EXERCISE: Copy, in full, each line of the material that holds the word "Output".
═══ PROVIDED DATA ═══
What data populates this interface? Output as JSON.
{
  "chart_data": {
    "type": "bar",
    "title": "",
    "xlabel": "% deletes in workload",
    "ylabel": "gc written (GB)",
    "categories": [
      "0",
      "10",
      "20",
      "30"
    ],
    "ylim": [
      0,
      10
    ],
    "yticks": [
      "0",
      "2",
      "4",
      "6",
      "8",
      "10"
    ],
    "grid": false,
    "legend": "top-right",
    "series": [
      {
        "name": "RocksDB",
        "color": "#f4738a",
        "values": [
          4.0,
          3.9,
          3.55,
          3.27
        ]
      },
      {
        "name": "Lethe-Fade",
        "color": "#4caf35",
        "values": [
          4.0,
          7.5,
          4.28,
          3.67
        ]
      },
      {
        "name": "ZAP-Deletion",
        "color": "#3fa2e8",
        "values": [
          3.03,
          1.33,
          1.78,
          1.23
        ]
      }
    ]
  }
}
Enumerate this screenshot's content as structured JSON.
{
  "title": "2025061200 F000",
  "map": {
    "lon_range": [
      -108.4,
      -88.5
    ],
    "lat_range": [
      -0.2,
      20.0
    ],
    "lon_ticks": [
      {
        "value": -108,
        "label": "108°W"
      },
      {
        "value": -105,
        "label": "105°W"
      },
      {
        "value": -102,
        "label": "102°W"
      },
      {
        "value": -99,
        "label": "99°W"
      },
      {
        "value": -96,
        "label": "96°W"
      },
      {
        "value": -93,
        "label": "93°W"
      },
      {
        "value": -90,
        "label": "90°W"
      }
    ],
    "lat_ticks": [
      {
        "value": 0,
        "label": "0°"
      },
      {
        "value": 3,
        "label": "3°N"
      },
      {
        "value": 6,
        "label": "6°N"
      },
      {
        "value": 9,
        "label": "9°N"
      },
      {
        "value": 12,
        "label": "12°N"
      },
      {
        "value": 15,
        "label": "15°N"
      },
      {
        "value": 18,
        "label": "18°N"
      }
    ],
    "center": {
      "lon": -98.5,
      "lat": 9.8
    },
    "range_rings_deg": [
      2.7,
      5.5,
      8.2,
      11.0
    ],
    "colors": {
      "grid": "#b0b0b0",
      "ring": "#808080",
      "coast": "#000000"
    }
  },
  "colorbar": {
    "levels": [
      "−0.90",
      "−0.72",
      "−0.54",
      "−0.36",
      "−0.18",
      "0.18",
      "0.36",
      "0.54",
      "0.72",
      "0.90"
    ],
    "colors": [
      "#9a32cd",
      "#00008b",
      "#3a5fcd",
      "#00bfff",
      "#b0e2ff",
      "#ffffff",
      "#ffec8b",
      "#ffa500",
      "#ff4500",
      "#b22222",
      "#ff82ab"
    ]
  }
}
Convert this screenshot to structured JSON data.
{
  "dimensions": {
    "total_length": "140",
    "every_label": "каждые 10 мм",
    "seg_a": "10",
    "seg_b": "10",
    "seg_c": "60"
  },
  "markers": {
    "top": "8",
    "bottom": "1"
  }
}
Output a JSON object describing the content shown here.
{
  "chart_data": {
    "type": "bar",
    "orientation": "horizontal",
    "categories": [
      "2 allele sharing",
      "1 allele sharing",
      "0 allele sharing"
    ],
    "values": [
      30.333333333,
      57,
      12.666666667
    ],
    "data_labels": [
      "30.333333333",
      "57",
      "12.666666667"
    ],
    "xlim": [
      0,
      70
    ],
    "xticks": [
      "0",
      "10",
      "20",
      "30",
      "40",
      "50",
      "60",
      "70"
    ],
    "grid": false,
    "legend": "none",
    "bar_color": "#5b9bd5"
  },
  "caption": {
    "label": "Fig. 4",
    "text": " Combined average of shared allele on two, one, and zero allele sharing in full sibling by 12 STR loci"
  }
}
═══
THE COMPLETED TASK:
What data populates this interface? Output as JSON.
Output a JSON object describing the content shown here.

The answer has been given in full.